## TASK TO CARRY OUT
Go through the records underneath and write each one out again exactly.

## ENTRIES
----
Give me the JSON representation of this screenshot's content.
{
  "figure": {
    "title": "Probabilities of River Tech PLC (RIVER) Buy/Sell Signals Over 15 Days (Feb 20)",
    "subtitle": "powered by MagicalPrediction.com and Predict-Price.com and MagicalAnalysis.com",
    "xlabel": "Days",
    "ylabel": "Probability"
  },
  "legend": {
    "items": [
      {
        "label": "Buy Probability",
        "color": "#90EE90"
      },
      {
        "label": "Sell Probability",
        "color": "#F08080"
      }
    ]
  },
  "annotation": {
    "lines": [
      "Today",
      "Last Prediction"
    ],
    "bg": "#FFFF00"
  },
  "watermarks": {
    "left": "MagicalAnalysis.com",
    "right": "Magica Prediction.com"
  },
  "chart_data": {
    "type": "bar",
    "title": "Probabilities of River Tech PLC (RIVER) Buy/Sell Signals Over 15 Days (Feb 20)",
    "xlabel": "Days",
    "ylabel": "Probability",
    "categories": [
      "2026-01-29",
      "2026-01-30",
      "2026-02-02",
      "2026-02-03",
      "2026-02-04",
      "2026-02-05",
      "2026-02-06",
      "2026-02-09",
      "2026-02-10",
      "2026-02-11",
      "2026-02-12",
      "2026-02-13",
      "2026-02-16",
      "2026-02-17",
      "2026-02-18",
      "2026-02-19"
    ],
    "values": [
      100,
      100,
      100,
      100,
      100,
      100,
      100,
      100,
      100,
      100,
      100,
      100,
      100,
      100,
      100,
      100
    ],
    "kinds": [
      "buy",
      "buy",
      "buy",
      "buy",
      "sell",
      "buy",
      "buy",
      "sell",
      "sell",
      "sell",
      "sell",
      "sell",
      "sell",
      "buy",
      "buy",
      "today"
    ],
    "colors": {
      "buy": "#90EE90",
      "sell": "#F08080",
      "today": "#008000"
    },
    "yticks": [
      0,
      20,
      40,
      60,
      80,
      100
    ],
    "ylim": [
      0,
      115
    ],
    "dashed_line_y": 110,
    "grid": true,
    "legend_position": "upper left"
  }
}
----
## WRITTEN SOLUTION
Give me the JSON representation of this screenshot's content.
{
  "figure": {
    "title": "Probabilities of River Tech PLC (RIVER) Buy/Sell Signals Over 15 Days (Feb 20)",
    "subtitle": "powered by MagicalPrediction.com and Predict-Price.com and MagicalAnalysis.com",
    "xlabel": "Days",
    "ylabel": "Probability"
  },
  "legend": {
    "items": [
      {
        "label": "Buy Probability",
        "color": "#90EE90"
      },
      {
        "label": "Sell Probability",
        "color": "#F08080"
      }
    ]
  },
  "annotation": {
    "lines": [
      "Today",
      "Last Prediction"
    ],
    "bg": "#FFFF00"
  },
  "watermarks": {
    "left": "MagicalAnalysis.com",
    "right": "Magica Prediction.com"
  },
  "chart_data": {
    "type": "bar",
    "title": "Probabilities of River Tech PLC (RIVER) Buy/Sell Signals Over 15 Days (Feb 20)",
    "xlabel": "Days",
    "ylabel": "Probability",
    "categories": [
      "2026-01-29",
      "2026-01-30",
      "2026-02-02",
      "2026-02-03",
      "2026-02-04",
      "2026-02-05",
      "2026-02-06",
      "2026-02-09",
      "2026-02-10",
      "2026-02-11",
      "2026-02-12",
      "2026-02-13",
      "2026-02-16",
      "2026-02-17",
      "2026-02-18",
      "2026-02-19"
    ],
    "values": [
      100,
      100,
      100,
      100,
      100,
      100,
      100,
      100,
      100,
      100,
      100,
      100,
      100,
      100,
      100,
      100
    ],
    "kinds": [
      "buy",
      "buy",
      "buy",
      "buy",
      "sell",
      "buy",
      "buy",
      "sell",
      "sell",
      "sell",
      "sell",
      "sell",
      "sell",
      "buy",
      "buy",
      "today"
    ],
    "colors": {
      "buy": "#90EE90",
      "sell": "#F08080",
      "today": "#008000"
    },
    "yticks": [
      0,
      20,
      40,
      60,
      80,
      100
    ],
    "ylim": [
      0,
      115
    ],
    "dashed_line_y": 110,
    "grid": true,
    "legend_position": "upper left"
  }
}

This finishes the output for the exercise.